WHAT YOU HAVE TO DO: Quote precisely the final stretch of the listing: start at the line containing "Output the text content of this document." and stop after the last line.

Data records
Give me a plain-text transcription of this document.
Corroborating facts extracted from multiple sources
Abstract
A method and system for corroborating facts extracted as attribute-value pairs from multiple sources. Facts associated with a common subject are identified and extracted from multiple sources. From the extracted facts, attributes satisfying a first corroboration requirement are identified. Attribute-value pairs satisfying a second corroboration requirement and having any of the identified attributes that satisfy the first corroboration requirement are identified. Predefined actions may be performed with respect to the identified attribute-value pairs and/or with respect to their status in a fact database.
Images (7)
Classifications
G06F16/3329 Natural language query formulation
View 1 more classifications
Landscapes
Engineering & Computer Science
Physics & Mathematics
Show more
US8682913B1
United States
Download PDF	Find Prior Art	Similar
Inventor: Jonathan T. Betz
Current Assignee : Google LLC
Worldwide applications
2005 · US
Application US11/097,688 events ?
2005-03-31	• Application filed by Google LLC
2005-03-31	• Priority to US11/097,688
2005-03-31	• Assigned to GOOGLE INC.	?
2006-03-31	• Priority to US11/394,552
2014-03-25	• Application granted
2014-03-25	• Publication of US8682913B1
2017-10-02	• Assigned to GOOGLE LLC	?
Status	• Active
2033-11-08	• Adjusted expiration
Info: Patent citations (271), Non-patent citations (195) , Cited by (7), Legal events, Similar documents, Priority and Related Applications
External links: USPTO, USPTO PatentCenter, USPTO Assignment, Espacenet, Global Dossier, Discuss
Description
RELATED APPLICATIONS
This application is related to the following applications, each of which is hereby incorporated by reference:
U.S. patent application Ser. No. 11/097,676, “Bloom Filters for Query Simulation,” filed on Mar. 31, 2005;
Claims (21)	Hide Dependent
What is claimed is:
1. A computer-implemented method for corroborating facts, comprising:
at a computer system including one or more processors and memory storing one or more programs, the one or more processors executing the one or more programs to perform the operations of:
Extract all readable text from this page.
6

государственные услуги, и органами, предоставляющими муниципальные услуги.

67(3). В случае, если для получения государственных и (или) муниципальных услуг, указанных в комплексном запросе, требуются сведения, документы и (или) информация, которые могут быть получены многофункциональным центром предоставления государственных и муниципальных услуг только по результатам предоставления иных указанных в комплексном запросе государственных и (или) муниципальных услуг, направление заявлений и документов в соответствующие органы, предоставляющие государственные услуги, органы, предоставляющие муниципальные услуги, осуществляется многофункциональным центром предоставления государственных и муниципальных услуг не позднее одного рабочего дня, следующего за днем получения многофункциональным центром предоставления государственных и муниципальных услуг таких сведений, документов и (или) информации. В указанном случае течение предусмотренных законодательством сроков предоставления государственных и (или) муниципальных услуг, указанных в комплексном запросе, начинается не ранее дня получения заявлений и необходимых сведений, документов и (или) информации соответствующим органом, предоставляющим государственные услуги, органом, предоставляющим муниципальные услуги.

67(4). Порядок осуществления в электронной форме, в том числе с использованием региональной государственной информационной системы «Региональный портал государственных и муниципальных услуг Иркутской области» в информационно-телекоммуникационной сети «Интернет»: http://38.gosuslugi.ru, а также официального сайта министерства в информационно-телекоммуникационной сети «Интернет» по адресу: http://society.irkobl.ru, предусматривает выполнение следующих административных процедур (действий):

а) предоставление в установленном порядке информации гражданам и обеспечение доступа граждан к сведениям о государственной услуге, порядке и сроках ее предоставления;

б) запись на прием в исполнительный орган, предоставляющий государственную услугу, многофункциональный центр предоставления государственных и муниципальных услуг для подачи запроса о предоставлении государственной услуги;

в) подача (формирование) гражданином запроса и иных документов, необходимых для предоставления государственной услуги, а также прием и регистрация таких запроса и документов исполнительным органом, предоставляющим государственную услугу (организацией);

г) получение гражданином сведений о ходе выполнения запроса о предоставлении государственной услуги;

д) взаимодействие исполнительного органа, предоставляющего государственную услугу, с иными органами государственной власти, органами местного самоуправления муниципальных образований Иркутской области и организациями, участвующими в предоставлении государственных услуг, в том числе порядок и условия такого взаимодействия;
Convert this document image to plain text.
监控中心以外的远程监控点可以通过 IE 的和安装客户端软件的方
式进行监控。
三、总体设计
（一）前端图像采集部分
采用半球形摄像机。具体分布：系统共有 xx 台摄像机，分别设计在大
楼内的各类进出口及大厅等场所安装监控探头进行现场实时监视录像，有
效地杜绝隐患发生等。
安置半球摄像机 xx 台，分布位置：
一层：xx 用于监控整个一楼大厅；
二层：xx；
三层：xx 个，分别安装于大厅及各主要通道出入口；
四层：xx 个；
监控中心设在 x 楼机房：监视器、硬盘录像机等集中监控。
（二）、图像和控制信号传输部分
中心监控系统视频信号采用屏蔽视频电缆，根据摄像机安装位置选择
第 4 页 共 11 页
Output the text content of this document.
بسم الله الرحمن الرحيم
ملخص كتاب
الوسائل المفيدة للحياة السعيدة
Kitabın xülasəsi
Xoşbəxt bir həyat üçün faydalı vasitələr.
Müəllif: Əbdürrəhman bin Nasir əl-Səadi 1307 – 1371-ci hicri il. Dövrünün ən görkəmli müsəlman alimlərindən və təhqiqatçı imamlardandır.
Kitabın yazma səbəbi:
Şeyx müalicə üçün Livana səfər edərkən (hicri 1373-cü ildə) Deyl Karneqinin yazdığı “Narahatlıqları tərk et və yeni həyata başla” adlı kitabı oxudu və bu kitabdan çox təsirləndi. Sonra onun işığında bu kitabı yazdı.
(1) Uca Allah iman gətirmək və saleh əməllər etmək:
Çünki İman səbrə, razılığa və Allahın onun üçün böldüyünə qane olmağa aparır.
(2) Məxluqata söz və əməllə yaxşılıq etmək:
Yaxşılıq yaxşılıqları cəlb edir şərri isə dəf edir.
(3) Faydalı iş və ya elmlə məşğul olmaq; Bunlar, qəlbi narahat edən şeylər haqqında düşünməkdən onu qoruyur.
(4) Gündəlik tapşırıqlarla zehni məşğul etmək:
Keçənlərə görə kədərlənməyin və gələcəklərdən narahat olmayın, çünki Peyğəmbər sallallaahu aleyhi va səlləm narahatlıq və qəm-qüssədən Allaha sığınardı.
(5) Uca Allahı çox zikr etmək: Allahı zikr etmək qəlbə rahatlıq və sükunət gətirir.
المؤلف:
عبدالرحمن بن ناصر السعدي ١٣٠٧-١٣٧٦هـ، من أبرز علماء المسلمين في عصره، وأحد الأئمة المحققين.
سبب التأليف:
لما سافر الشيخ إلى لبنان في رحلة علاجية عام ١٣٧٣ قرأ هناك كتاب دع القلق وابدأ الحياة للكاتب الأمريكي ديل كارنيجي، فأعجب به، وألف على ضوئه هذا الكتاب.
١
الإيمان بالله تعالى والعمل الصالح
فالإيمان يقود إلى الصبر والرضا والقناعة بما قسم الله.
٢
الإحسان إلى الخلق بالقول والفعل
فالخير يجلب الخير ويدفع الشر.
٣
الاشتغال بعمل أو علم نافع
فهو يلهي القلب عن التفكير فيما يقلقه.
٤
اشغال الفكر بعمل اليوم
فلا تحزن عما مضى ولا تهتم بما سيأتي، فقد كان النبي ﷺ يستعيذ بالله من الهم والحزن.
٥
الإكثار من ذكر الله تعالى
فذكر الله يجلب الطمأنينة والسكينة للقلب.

ANSWER TO THE TASK:
Output the text content of this document.
بسم الله الرحمن الرحيم
ملخص كتاب
الوسائل المفيدة للحياة السعيدة
Kitabın xülasəsi
Xoşbəxt bir həyat üçün faydalı vasitələr.
Müəllif: Əbdürrəhman bin Nasir əl-Səadi 1307 – 1371-ci hicri il. Dövrünün ən görkəmli müsəlman alimlərindən və təhqiqatçı imamlardandır.
Kitabın yazma səbəbi:
Şeyx müalicə üçün Livana səfər edərkən (hicri 1373-cü ildə) Deyl Karneqinin yazdığı “Narahatlıqları tərk et və yeni həyata başla” adlı kitabı oxudu və bu kitabdan çox təsirləndi. Sonra onun işığında bu kitabı yazdı.
(1) Uca Allah iman gətirmək və saleh əməllər etmək:
Çünki İman səbrə, razılığa və Allahın onun üçün böldüyünə qane olmağa aparır.
(2) Məxluqata söz və əməllə yaxşılıq etmək:
Yaxşılıq yaxşılıqları cəlb edir şərri isə dəf edir.
(3) Faydalı iş və ya elmlə məşğul olmaq; Bunlar, qəlbi narahat edən şeylər haqqında düşünməkdən onu qoruyur.
(4) Gündəlik tapşırıqlarla zehni məşğul etmək:
Keçənlərə görə kədərlənməyin və gələcəklərdən narahat olmayın, çünki Peyğəmbər sallallaahu aleyhi va səlləm narahatlıq və qəm-qüssədən Allaha sığınardı.
(5) Uca Allahı çox zikr etmək: Allahı zikr etmək qəlbə rahatlıq və sükunət gətirir.
المؤلف:
عبدالرحمن بن ناصر السعدي ١٣٠٧-١٣٧٦هـ، من أبرز علماء المسلمين في عصره، وأحد الأئمة المحققين.
سبب التأليف:
لما سافر الشيخ إلى لبنان في رحلة علاجية عام ١٣٧٣ قرأ هناك كتاب دع القلق وابدأ الحياة للكاتب الأمريكي ديل كارنيجي، فأعجب به، وألف على ضوئه هذا الكتاب.
١
الإيمان بالله تعالى والعمل الصالح
فالإيمان يقود إلى الصبر والرضا والقناعة بما قسم الله.
٢
الإحسان إلى الخلق بالقول والفعل
فالخير يجلب الخير ويدفع الشر.
٣
الاشتغال بعمل أو علم نافع
فهو يلهي القلب عن التفكير فيما يقلقه.
٤
اشغال الفكر بعمل اليوم
فلا تحزن عما مضى ولا تهتم بما سيأتي، فقد كان النبي ﷺ يستعيذ بالله من الهم والحزن.
٥
الإكثار من ذكر الله تعالى
فذكر الله يجلب الطمأنينة والسكينة للقلب.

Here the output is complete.